- Exercise prompt
Look through the records that follow. Copy every line containing the word "Vehicle".

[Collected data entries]

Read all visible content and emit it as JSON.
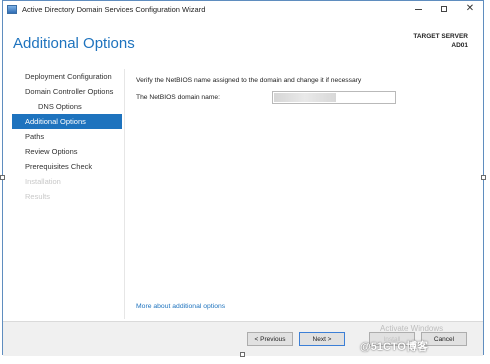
{
  "window": {
    "title": "Active Directory Domain Services Configuration Wizard"
  },
  "header": {
    "page_title": "Additional Options",
    "target_label": "TARGET SERVER",
    "target_name": "AD01"
  },
  "nav": {
    "items": [
      {
        "label": "Deployment Configuration",
        "state": "normal"
      },
      {
        "label": "Domain Controller Options",
        "state": "normal"
      },
      {
        "label": "DNS Options",
        "state": "sub"
      },
      {
        "label": "Additional Options",
        "state": "active"
      },
      {
        "label": "Paths",
        "state": "normal"
      },
      {
        "label": "Review Options",
        "state": "normal"
      },
      {
        "label": "Prerequisites Check",
        "state": "normal"
      },
      {
        "label": "Installation",
        "state": "disabled"
      },
      {
        "label": "Results",
        "state": "disabled"
      }
    ]
  },
  "main": {
    "instruction": "Verify the NetBIOS name assigned to the domain and change it if necessary",
    "netbios_label": "The NetBIOS domain name:",
    "netbios_value": "",
    "more_link": "More about additional options"
  },
  "footer": {
    "previous_label": "< Previous",
    "next_label": "Next >",
    "install_label": "Install",
    "cancel_label": "Cancel"
  },
  "overlay": {
    "watermark": "Activate Windows",
    "credit": "@51CTO博客"
  },
  "colors": {
    "accent": "#1e73be",
    "frame_border": "#5f8dbf"
  }
}
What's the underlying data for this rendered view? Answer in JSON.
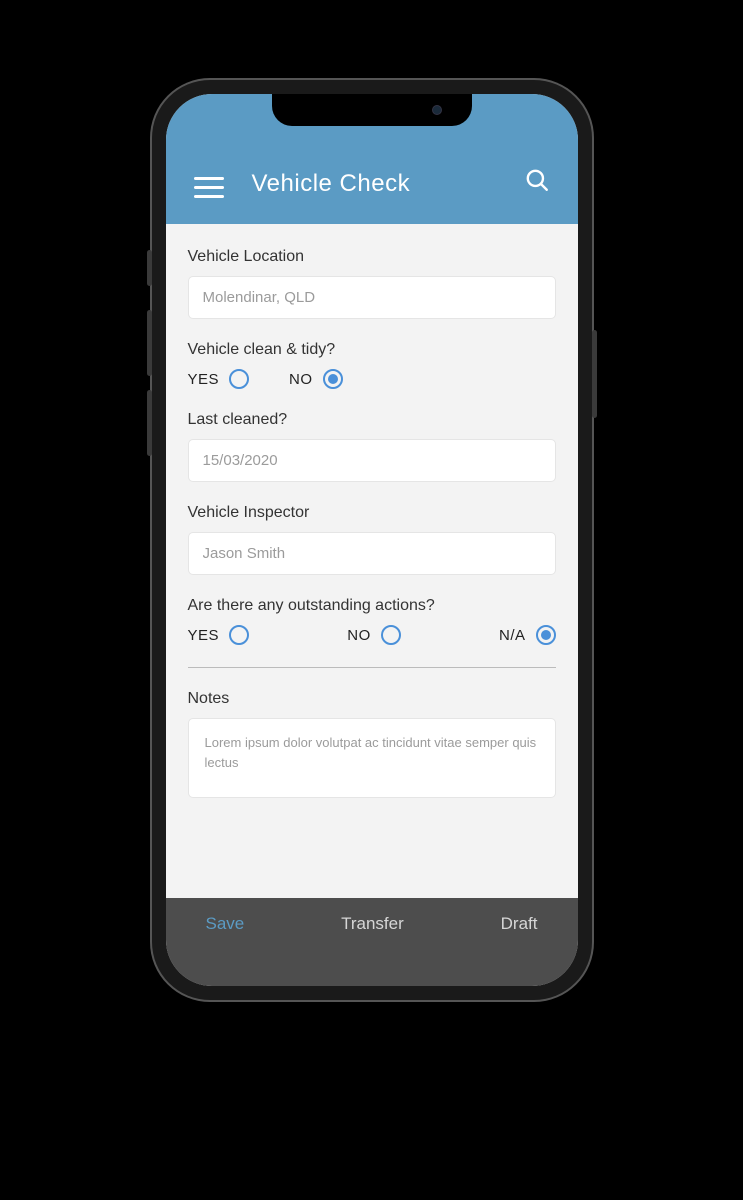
{
  "header": {
    "title": "Vehicle Check"
  },
  "form": {
    "location": {
      "label": "Vehicle Location",
      "value": "Molendinar, QLD"
    },
    "clean": {
      "label": "Vehicle clean & tidy?",
      "options": {
        "yes": "YES",
        "no": "NO"
      },
      "selected": "no"
    },
    "last_cleaned": {
      "label": "Last cleaned?",
      "value": "15/03/2020"
    },
    "inspector": {
      "label": "Vehicle Inspector",
      "value": "Jason Smith"
    },
    "outstanding": {
      "label": "Are there any outstanding actions?",
      "options": {
        "yes": "YES",
        "no": "NO",
        "na": "N/A"
      },
      "selected": "na"
    },
    "notes": {
      "label": "Notes",
      "value": "Lorem ipsum dolor volutpat ac tincidunt vitae semper quis lectus"
    }
  },
  "footer": {
    "save": "Save",
    "transfer": "Transfer",
    "draft": "Draft"
  }
}
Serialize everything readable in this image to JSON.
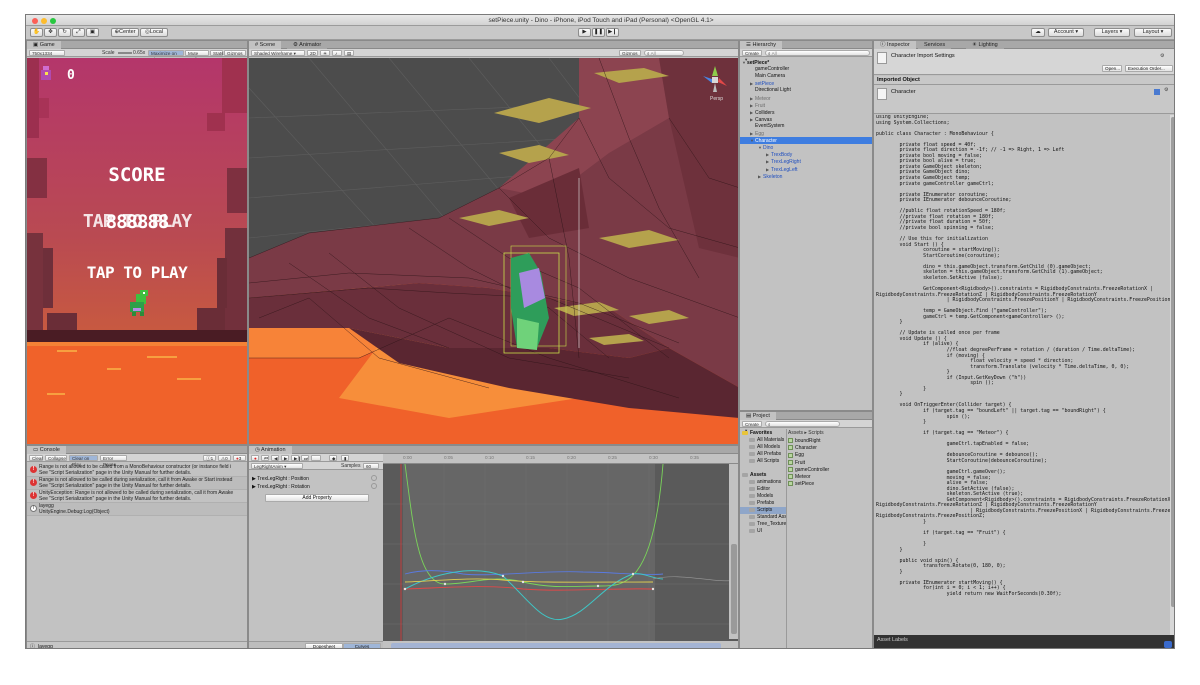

- Response for this exercise
    "title": "Vehicle Check"
      "label": "Vehicle Location",
      "label": "Vehicle clean & tidy?",
      "label": "Vehicle Inspector",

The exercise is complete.